▸ **Work to do**
Locate the line that contains "Serialize everything readable" and the line that contains "Read all visible content and emit it as JSON.". Copy both of them exactly, together with every line between them, and no others.

▸ **Stored data**
========

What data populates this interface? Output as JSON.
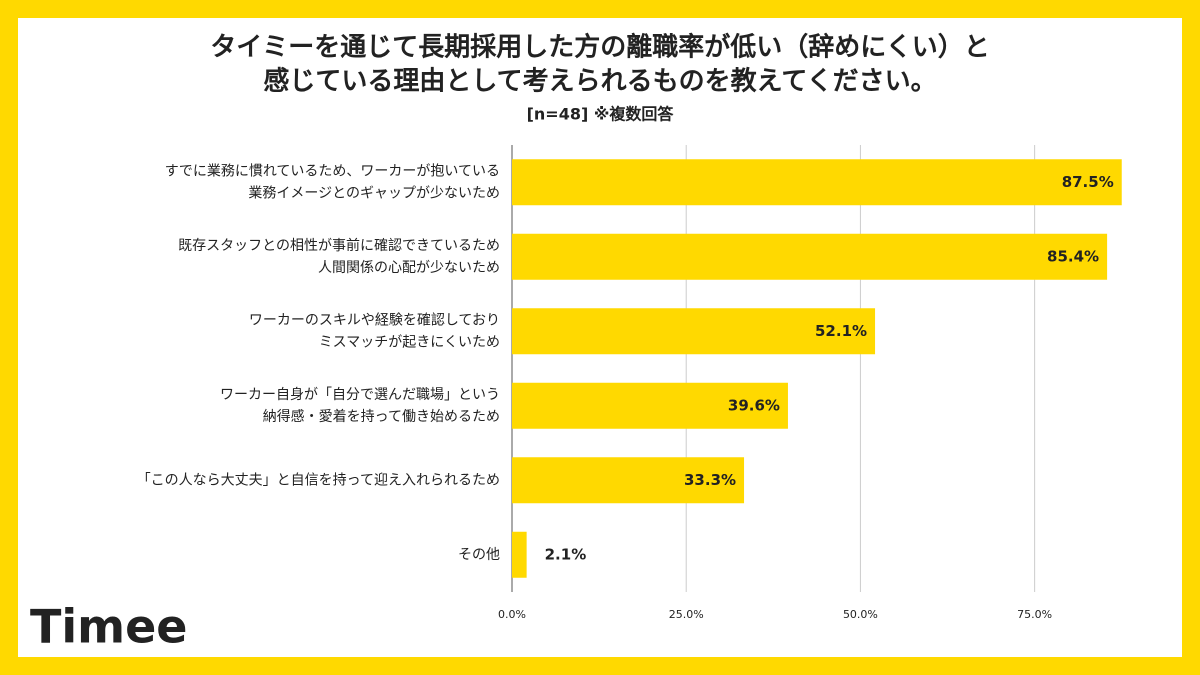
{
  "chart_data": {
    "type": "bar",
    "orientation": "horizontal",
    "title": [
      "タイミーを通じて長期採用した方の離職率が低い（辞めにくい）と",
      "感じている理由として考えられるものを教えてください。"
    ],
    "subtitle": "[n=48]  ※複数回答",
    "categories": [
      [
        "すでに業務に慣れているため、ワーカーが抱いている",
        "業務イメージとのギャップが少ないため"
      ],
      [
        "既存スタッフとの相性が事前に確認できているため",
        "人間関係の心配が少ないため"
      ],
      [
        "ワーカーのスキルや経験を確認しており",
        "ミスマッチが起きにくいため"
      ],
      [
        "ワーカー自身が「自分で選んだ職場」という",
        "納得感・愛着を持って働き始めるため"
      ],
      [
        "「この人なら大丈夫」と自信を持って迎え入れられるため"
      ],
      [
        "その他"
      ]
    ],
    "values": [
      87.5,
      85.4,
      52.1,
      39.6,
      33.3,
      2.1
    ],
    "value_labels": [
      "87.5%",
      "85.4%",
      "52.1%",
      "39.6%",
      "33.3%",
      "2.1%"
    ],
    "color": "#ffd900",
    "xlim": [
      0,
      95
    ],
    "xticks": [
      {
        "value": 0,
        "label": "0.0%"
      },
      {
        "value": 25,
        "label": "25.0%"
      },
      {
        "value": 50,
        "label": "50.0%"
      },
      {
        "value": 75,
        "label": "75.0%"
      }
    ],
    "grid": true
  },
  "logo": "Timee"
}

========

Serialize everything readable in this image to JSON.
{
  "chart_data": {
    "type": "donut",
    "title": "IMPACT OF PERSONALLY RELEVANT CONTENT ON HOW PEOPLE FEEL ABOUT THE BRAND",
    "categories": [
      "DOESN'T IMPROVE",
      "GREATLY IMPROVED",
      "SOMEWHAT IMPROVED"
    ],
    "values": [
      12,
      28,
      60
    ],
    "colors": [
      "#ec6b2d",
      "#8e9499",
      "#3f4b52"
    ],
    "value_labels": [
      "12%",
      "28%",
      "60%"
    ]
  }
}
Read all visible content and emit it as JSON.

========

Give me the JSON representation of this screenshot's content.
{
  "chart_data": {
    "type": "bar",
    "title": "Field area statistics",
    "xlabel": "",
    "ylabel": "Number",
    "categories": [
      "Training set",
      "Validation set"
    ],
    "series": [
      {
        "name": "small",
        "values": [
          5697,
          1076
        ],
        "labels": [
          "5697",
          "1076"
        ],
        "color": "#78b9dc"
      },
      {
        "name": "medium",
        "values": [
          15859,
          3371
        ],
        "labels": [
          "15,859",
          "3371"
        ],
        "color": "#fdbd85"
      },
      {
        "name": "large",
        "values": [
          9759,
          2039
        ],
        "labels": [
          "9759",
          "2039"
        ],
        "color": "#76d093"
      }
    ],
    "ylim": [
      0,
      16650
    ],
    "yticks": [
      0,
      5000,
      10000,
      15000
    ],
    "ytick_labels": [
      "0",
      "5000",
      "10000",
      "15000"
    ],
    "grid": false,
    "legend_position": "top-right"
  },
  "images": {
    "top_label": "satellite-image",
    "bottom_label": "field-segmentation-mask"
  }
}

========

▸ **Answer to this problem**
Serialize everything readable in this image to JSON.
{
  "chart_data": {
    "type": "donut",
    "title": "IMPACT OF PERSONALLY RELEVANT CONTENT ON HOW PEOPLE FEEL ABOUT THE BRAND",
    "categories": [
      "DOESN'T IMPROVE",
      "GREATLY IMPROVED",
      "SOMEWHAT IMPROVED"
    ],
    "values": [
      12,
      28,
      60
    ],
    "colors": [
      "#ec6b2d",
      "#8e9499",
      "#3f4b52"
    ],
    "value_labels": [
      "12%",
      "28%",
      "60%"
    ]
  }
}
Read all visible content and emit it as JSON.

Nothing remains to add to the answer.